**Exercise goal:** Of all the lines in the material, how many include the word "content"? Give only the number.

□ □ □

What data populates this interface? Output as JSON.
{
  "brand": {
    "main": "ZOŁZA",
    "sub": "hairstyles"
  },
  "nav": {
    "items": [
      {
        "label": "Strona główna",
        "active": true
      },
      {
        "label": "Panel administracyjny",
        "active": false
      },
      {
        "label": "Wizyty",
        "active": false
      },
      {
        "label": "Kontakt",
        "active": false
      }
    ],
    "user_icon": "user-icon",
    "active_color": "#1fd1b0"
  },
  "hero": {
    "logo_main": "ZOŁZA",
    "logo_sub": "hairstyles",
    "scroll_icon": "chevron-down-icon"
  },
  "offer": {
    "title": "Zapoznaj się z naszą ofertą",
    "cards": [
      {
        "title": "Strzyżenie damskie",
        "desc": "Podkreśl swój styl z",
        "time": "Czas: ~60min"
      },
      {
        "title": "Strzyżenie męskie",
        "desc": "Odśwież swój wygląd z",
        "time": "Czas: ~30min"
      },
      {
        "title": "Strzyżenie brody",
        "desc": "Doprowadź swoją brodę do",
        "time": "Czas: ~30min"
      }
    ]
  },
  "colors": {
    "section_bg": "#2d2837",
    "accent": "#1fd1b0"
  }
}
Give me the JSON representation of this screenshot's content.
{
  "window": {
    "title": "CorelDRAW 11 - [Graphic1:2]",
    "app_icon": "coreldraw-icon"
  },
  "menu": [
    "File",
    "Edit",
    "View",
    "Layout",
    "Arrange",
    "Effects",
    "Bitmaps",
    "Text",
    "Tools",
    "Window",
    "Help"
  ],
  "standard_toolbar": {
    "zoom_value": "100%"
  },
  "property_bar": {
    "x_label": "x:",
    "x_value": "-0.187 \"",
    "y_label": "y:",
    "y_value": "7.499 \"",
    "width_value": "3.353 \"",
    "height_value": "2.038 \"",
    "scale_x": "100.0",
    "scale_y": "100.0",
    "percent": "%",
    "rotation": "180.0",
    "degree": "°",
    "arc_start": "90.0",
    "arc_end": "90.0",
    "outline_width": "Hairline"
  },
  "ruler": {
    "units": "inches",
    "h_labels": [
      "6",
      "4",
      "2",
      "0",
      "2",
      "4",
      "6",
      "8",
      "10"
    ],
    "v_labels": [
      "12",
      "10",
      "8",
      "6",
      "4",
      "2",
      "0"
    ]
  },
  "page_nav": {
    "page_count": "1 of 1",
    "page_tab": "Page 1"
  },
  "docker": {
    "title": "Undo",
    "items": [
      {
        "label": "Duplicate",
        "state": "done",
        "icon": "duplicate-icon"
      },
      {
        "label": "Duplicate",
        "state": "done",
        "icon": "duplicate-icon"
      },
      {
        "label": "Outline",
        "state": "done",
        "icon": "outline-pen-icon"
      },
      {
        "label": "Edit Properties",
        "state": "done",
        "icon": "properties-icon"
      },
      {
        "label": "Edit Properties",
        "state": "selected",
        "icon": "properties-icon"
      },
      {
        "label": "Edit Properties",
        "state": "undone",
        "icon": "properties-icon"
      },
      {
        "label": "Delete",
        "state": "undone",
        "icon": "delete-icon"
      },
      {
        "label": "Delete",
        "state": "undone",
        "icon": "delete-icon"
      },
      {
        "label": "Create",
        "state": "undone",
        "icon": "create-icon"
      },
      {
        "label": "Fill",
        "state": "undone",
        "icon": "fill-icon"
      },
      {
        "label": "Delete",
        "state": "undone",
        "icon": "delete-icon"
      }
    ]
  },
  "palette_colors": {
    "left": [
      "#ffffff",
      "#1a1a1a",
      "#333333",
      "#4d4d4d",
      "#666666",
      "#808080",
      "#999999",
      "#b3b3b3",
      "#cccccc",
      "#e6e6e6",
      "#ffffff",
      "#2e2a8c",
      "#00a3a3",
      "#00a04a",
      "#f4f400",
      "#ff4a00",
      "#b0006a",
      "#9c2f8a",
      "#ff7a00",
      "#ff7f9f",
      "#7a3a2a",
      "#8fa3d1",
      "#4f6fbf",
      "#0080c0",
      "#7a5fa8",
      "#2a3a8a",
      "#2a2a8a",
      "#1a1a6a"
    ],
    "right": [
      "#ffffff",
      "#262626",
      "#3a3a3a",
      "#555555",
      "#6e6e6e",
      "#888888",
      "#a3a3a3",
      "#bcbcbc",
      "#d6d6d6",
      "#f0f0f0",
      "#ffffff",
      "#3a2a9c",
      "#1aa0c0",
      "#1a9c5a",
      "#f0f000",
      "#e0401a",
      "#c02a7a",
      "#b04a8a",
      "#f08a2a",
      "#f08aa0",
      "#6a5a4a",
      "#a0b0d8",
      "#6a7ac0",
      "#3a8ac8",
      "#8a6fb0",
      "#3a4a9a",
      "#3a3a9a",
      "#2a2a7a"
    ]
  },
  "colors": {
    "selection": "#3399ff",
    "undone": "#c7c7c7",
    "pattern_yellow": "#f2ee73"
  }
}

□ □ □

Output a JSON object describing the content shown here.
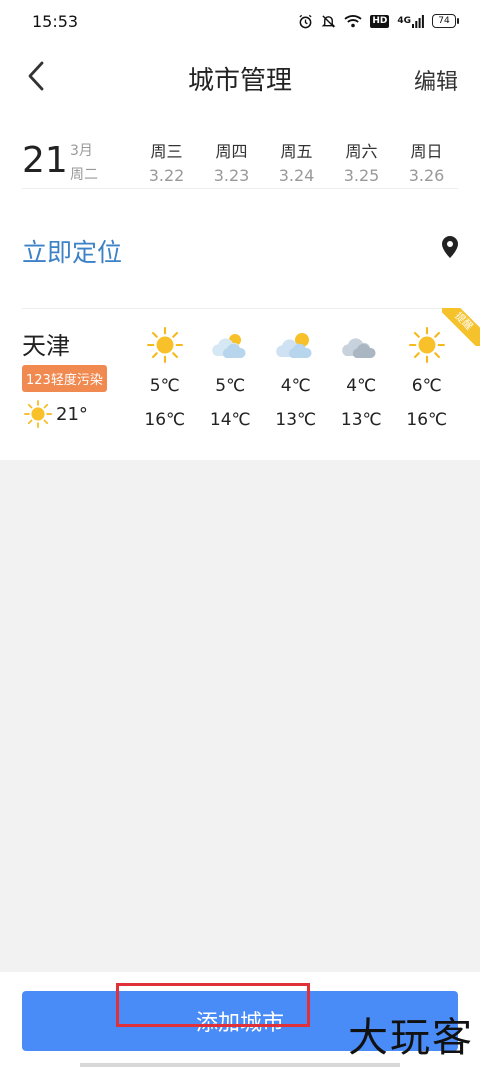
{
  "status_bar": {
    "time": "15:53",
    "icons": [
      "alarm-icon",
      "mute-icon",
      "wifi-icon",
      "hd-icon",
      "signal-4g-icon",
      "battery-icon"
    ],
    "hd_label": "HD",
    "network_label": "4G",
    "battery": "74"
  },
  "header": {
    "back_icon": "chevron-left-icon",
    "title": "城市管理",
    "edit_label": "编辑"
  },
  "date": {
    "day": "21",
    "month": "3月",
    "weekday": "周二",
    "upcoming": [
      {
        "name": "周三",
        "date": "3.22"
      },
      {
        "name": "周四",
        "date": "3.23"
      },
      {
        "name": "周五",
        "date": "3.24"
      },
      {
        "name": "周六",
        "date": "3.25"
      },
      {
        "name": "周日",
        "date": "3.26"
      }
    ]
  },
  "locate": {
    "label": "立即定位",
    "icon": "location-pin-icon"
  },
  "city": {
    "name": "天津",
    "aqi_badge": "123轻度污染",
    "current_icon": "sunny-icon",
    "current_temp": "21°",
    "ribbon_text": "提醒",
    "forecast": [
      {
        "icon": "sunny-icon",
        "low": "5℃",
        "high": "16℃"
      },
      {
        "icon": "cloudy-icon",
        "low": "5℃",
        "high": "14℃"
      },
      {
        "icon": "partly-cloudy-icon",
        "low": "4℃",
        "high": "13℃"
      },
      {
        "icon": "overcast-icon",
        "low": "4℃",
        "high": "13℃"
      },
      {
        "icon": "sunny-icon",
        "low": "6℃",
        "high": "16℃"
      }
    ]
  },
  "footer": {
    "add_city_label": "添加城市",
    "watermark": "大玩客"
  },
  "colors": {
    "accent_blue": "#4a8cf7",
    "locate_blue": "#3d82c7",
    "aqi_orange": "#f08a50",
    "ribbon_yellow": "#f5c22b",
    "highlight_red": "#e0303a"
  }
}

□ □ □

**Answer for this exercise:** 2